YOUR GOAL:
Go through the records and extract every line with the word "Stichwahl".

(Figure record listings)
** Start **

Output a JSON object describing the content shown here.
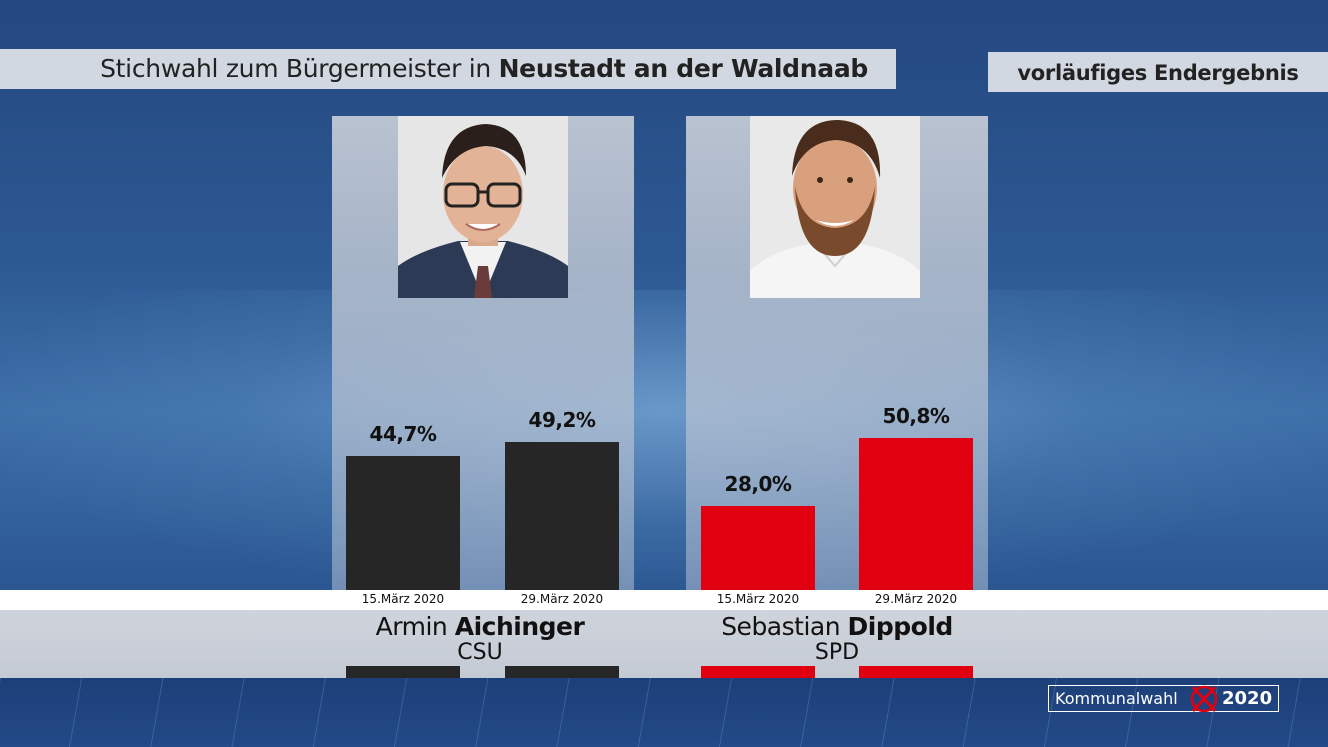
{
  "header": {
    "title_prefix": "Stichwahl zum Bürgermeister in ",
    "title_place": "Neustadt an der Waldnaab",
    "status": "vorläufiges Endergebnis"
  },
  "colors": {
    "csu": "#262626",
    "spd": "#e0000f"
  },
  "chart_data": {
    "type": "bar",
    "title": "Stichwahl zum Bürgermeister in Neustadt an der Waldnaab",
    "categories": [
      "15.März 2020",
      "29.März 2020"
    ],
    "ylim": [
      0,
      100
    ],
    "series": [
      {
        "name": "Armin Aichinger",
        "party": "CSU",
        "color": "#262626",
        "values": [
          44.7,
          49.2
        ],
        "labels": [
          "44,7%",
          "49,2%"
        ]
      },
      {
        "name": "Sebastian Dippold",
        "party": "SPD",
        "color": "#e0000f",
        "values": [
          28.0,
          50.8
        ],
        "labels": [
          "28,0%",
          "50,8%"
        ]
      }
    ]
  },
  "candidates": [
    {
      "first": "Armin",
      "last": "Aichinger",
      "party": "CSU",
      "photo": "portrait-photo"
    },
    {
      "first": "Sebastian",
      "last": "Dippold",
      "party": "SPD",
      "photo": "portrait-photo"
    }
  ],
  "logo": {
    "text": "Kommunalwahl",
    "year": "2020",
    "mark": "ballot-x-icon"
  }
}
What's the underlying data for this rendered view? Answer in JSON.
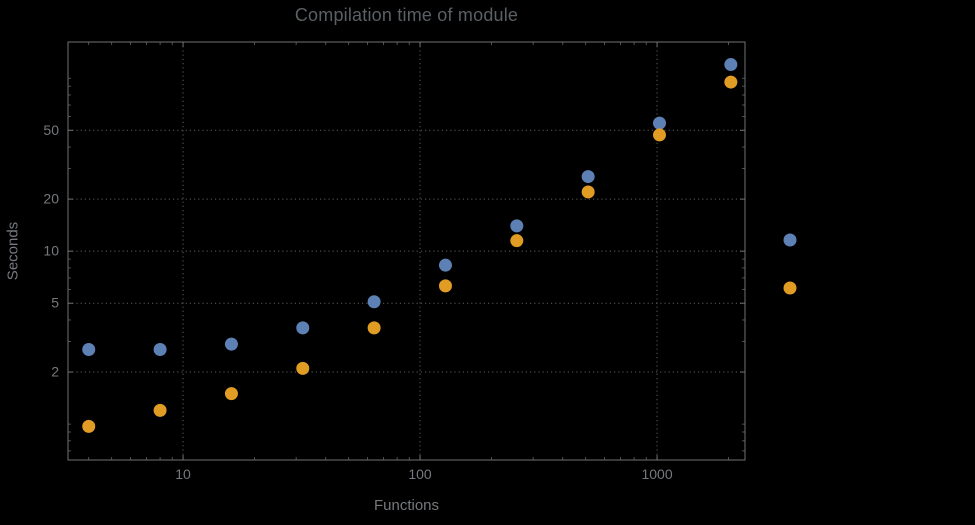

** End **

OUTPUT FOR THIS TASK:
    "title_prefix": "Stichwahl zum Bürgermeister in ",
    "title": "Stichwahl zum Bürgermeister in Neustadt an der Waldnaab",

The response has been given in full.